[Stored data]

....

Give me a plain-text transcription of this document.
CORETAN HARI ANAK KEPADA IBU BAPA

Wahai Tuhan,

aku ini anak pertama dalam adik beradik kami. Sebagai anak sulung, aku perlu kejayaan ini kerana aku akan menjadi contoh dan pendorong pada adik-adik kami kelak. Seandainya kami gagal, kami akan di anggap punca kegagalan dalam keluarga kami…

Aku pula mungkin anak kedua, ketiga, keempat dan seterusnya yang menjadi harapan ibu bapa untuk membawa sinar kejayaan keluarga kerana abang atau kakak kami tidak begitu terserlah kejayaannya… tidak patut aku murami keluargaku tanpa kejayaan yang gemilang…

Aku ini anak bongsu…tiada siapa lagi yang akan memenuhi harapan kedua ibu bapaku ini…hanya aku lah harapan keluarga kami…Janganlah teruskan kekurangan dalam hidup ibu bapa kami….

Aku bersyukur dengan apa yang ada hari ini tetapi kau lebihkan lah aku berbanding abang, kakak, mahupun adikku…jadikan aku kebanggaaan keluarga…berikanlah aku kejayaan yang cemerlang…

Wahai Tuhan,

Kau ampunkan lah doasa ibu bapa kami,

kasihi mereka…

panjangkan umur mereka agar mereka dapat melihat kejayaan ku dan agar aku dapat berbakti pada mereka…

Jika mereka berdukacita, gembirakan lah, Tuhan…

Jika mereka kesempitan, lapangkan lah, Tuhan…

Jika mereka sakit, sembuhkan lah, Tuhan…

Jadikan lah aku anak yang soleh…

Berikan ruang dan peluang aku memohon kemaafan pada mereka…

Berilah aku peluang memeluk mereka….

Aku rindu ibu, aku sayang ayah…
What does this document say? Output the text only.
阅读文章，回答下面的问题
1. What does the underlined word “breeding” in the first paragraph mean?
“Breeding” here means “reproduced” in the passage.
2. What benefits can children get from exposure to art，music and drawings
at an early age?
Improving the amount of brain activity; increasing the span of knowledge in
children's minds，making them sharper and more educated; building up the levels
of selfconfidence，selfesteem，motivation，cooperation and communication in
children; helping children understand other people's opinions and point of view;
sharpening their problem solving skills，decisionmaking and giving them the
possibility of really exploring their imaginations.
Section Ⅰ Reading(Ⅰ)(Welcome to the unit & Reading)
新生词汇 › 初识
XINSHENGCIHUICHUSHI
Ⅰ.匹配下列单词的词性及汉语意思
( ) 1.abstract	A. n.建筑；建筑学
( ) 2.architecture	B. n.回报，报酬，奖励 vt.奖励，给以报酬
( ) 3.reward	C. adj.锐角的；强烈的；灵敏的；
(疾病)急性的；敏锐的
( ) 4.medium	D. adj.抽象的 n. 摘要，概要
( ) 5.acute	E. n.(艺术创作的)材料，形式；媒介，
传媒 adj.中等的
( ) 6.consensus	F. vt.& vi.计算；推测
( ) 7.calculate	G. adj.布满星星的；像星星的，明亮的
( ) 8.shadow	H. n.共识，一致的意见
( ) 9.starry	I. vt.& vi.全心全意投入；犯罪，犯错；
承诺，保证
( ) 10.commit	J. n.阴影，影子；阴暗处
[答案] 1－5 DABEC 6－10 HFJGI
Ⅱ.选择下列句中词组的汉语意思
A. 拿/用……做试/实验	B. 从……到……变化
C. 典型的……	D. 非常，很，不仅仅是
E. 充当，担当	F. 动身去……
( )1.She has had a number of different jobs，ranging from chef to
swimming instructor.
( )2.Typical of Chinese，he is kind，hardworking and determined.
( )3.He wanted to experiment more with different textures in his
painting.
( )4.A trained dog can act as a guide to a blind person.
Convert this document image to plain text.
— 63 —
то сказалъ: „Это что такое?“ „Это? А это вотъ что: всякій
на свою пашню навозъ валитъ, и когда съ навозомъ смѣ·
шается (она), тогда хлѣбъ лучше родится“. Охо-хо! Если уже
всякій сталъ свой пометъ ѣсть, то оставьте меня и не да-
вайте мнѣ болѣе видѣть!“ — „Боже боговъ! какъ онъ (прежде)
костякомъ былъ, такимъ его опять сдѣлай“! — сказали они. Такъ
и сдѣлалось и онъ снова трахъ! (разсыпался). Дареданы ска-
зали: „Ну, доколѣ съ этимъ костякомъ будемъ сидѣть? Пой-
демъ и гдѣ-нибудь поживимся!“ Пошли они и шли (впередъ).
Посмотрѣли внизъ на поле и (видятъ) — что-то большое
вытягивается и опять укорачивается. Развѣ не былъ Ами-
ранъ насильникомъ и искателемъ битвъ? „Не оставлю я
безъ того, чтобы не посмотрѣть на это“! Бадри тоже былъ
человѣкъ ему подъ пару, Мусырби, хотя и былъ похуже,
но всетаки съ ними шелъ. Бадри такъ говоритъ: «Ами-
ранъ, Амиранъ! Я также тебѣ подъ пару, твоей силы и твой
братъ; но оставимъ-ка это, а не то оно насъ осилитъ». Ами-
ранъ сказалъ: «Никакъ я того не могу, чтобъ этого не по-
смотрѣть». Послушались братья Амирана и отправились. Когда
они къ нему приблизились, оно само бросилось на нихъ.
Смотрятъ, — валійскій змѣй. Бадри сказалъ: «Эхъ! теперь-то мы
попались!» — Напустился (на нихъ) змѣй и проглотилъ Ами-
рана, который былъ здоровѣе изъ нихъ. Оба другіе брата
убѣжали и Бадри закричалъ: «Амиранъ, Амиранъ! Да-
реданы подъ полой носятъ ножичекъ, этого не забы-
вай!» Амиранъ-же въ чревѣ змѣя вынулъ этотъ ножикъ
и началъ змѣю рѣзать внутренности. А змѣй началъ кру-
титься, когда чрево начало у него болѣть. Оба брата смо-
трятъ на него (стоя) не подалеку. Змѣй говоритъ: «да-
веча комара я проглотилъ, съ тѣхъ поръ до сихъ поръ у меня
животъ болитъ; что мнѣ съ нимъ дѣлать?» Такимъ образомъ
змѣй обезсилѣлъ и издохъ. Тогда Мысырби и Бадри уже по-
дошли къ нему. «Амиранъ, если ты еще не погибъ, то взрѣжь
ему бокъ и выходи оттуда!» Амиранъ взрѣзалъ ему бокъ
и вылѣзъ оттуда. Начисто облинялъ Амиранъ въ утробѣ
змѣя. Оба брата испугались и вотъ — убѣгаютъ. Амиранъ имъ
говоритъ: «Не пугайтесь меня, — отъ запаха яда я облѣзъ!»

....

REQUIREMENT: Copy every line of the data that holds the string "всякій".

IN RESPONSE:
то сказалъ: „Это что такое?“ „Это? А это вотъ что: всякій
всякій сталъ свой пометъ ѣсть, то оставьте меня и не да-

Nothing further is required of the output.